Stored items from a collection
+++

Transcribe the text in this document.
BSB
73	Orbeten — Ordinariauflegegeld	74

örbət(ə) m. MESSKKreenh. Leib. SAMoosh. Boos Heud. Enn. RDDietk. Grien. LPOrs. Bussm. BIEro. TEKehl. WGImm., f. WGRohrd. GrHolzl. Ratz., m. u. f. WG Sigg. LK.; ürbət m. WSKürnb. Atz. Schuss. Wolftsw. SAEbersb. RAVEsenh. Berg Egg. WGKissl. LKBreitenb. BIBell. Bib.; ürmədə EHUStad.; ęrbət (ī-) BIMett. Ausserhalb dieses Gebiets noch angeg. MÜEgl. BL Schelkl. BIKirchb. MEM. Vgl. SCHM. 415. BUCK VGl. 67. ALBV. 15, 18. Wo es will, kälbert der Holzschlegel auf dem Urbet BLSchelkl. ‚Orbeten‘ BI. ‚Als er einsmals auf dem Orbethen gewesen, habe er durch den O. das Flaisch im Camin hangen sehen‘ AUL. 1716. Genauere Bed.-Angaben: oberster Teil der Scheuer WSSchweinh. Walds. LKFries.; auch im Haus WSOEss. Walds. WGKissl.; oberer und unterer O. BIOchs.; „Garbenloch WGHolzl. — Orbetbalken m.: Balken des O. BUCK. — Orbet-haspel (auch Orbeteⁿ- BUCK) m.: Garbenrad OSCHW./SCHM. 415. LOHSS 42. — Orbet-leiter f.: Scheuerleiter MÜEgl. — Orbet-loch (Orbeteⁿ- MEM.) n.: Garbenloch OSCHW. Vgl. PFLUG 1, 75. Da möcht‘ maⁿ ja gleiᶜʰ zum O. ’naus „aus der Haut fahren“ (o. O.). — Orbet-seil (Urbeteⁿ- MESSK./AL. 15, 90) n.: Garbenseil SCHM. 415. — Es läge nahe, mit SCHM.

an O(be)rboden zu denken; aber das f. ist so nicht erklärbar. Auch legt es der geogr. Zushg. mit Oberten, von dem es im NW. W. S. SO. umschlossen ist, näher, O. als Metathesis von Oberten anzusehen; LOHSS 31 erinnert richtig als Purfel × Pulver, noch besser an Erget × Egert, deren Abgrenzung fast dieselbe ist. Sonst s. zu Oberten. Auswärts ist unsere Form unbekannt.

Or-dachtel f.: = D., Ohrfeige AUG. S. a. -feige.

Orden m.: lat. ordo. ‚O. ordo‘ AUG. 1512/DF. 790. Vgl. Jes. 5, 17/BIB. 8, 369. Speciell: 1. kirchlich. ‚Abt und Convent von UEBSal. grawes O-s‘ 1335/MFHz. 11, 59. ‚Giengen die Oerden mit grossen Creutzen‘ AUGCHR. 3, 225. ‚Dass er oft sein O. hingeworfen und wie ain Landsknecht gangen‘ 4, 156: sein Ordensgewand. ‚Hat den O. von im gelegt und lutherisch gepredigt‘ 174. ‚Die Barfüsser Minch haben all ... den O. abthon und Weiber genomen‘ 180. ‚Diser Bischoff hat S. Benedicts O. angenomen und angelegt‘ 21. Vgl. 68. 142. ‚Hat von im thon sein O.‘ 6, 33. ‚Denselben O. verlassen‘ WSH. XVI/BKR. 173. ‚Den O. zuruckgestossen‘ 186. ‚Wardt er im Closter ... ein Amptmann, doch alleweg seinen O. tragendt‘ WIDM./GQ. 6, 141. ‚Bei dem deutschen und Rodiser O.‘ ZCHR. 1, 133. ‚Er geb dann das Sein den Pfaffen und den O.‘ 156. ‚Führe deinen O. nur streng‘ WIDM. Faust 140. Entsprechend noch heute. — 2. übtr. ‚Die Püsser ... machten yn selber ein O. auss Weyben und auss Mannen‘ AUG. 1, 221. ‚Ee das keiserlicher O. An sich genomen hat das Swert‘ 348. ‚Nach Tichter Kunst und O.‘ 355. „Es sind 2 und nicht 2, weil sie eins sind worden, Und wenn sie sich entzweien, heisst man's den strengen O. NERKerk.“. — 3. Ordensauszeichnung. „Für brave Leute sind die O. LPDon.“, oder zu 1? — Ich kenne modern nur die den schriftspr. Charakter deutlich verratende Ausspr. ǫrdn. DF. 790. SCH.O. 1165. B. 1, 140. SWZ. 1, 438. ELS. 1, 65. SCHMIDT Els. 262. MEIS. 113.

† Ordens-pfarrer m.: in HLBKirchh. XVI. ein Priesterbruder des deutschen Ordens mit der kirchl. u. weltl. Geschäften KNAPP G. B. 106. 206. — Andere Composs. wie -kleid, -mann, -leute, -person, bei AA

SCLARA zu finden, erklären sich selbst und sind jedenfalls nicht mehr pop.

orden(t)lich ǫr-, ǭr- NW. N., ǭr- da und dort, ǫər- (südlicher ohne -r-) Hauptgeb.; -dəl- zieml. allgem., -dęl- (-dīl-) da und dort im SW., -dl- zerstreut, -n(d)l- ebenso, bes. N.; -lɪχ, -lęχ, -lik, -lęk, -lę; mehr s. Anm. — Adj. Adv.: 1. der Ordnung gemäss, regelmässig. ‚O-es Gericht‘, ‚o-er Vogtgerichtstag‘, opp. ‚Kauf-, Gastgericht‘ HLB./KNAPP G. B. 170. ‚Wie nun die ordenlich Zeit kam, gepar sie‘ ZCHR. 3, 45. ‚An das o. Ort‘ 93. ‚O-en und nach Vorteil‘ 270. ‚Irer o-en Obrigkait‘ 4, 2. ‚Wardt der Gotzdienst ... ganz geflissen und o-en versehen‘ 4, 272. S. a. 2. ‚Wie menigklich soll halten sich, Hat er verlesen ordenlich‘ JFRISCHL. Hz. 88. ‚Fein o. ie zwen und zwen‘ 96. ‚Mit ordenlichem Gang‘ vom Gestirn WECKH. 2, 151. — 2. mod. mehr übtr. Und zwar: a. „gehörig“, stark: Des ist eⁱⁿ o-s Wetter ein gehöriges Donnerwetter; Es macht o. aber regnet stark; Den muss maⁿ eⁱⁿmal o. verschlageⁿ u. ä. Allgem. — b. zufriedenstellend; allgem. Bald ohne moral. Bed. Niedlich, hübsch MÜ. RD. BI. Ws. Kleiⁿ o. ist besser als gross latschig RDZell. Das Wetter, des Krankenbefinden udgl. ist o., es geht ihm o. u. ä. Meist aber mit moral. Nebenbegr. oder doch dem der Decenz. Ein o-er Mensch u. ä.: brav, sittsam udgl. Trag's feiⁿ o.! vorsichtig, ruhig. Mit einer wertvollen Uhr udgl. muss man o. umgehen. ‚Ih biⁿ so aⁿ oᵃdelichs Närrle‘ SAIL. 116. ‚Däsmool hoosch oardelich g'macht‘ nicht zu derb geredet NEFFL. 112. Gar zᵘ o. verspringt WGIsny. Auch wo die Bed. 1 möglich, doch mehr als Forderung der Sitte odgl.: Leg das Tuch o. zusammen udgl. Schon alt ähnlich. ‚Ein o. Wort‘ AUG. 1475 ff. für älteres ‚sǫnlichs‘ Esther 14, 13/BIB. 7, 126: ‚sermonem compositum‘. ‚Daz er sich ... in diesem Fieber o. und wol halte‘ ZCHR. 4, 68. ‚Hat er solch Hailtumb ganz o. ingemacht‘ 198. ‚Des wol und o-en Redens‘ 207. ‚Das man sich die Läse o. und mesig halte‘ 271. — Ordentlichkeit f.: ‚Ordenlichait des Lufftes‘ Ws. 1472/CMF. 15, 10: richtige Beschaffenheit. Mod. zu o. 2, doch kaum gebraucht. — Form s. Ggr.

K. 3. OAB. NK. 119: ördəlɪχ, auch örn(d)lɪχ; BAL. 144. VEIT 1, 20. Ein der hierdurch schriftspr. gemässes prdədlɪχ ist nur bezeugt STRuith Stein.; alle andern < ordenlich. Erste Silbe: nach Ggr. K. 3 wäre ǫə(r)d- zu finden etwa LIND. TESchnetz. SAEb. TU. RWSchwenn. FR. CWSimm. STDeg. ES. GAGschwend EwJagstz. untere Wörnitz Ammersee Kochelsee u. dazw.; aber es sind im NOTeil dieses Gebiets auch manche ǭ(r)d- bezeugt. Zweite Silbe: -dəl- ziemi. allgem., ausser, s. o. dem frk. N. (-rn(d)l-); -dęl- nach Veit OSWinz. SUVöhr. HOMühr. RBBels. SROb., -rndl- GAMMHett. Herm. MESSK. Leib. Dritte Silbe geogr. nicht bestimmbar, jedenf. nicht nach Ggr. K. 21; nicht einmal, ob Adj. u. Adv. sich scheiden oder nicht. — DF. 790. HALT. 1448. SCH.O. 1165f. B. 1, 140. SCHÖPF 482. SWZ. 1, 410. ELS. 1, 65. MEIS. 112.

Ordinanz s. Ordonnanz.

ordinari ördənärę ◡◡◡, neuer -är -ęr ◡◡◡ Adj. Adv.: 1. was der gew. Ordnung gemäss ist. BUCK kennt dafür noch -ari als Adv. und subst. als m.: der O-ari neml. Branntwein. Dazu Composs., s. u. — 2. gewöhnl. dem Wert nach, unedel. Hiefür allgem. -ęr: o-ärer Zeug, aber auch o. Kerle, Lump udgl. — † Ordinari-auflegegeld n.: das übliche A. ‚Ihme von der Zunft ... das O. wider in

+++

■ WHAT NEEDS TO BE DONE ■
Look above for every line with the word "Composs" and copy it.

■ ANSWER SECTION ■
† Ordens-pfarrer m.: in HLBKirchh. XVI. ein Priesterbruder des deutschen Ordens mit der kirchl. u. weltl. Geschäften KNAPP G. B. 106. 206. — Andere Composs. wie -kleid, -mann, -leute, -person, bei AA
ordinari ördənärę ◡◡◡, neuer -är -ęr ◡◡◡ Adj. Adv.: 1. was der gew. Ordnung gemäss ist. BUCK kennt dafür noch -ari als Adv. und subst. als m.: der O-ari neml. Branntwein. Dazu Composs., s. u. — 2. gewöhnl. dem Wert nach, unedel. Hiefür allgem. -ęr: o-ärer Zeug, aber auch o. Kerle, Lump udgl. — † Ordinari-auflegegeld n.: das übliche A. ‚Ihme von der Zunft ... das O. wider in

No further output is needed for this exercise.